Goal: Output the entries word for word. Omit images.

Material shown:
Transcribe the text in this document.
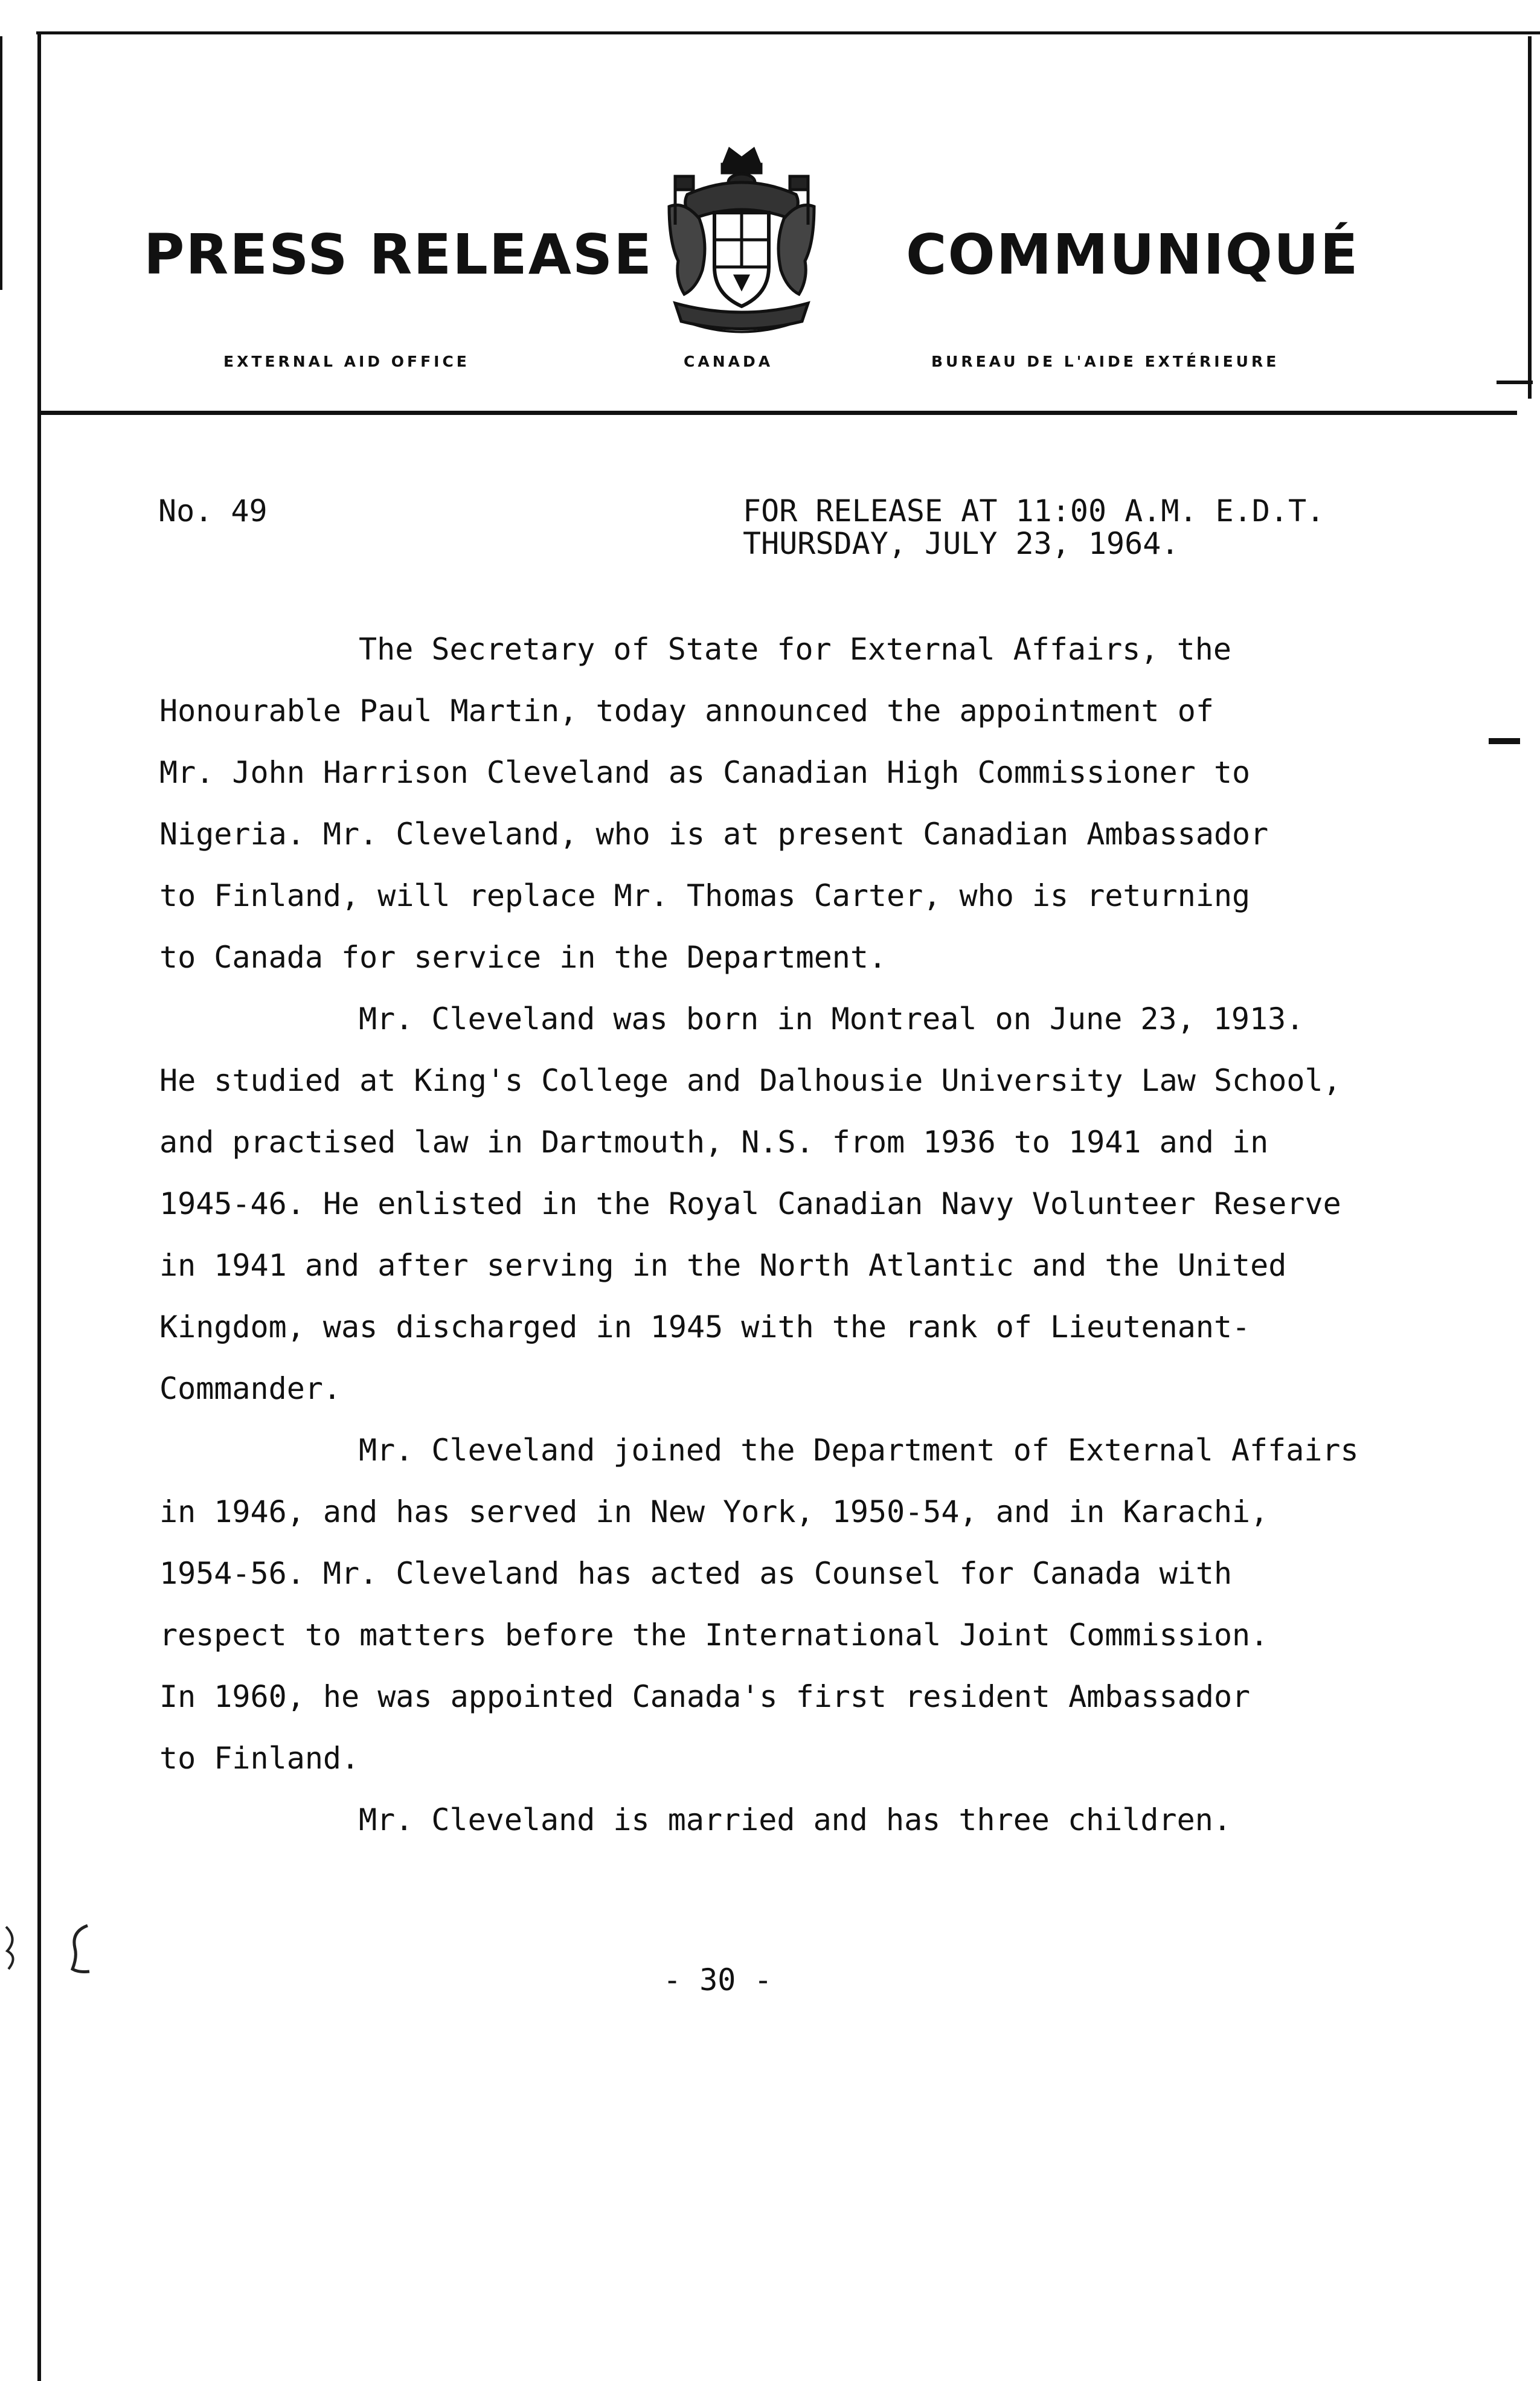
PRESS RELEASE	COMMUNIQUÉ
EXTERNAL AID OFFICE	CANADA	BUREAU DE L'AIDE EXTÉRIEURE
No. 49	FOR RELEASE AT 11:00 A.M. E.D.T.
THURSDAY, JULY 23, 1964.
The Secretary of State for External Affairs, the
Honourable Paul Martin, today announced the appointment of
Mr. John Harrison Cleveland as Canadian High Commissioner to
Nigeria. Mr. Cleveland, who is at present Canadian Ambassador
to Finland, will replace Mr. Thomas Carter, who is returning
to Canada for service in the Department.
Mr. Cleveland was born in Montreal on June 23, 1913.
He studied at King's College and Dalhousie University Law School,
and practised law in Dartmouth, N.S. from 1936 to 1941 and in
1945-46. He enlisted in the Royal Canadian Navy Volunteer Reserve
in 1941 and after serving in the North Atlantic and the United
Kingdom, was discharged in 1945 with the rank of Lieutenant-
Commander.
Mr. Cleveland joined the Department of External Affairs
in 1946, and has served in New York, 1950-54, and in Karachi,
1954-56. Mr. Cleveland has acted as Counsel for Canada with
respect to matters before the International Joint Commission.
In 1960, he was appointed Canada's first resident Ambassador
to Finland.
Mr. Cleveland is married and has three children.
- 30 -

Answer to this problem:
Transcribe the text in this document.
PRESS RELEASE	COMMUNIQUÉ
EXTERNAL AID OFFICE	CANADA	BUREAU DE L'AIDE EXTÉRIEURE
No. 49	FOR RELEASE AT 11:00 A.M. E.D.T.
THURSDAY, JULY 23, 1964.
The Secretary of State for External Affairs, the
Honourable Paul Martin, today announced the appointment of
Mr. John Harrison Cleveland as Canadian High Commissioner to
Nigeria. Mr. Cleveland, who is at present Canadian Ambassador
to Finland, will replace Mr. Thomas Carter, who is returning
to Canada for service in the Department.
Mr. Cleveland was born in Montreal on June 23, 1913.
He studied at King's College and Dalhousie University Law School,
and practised law in Dartmouth, N.S. from 1936 to 1941 and in
1945-46. He enlisted in the Royal Canadian Navy Volunteer Reserve
in 1941 and after serving in the North Atlantic and the United
Kingdom, was discharged in 1945 with the rank of Lieutenant-
Commander.
Mr. Cleveland joined the Department of External Affairs
in 1946, and has served in New York, 1950-54, and in Karachi,
1954-56. Mr. Cleveland has acted as Counsel for Canada with
respect to matters before the International Joint Commission.
In 1960, he was appointed Canada's first resident Ambassador
to Finland.
Mr. Cleveland is married and has three children.
- 30 -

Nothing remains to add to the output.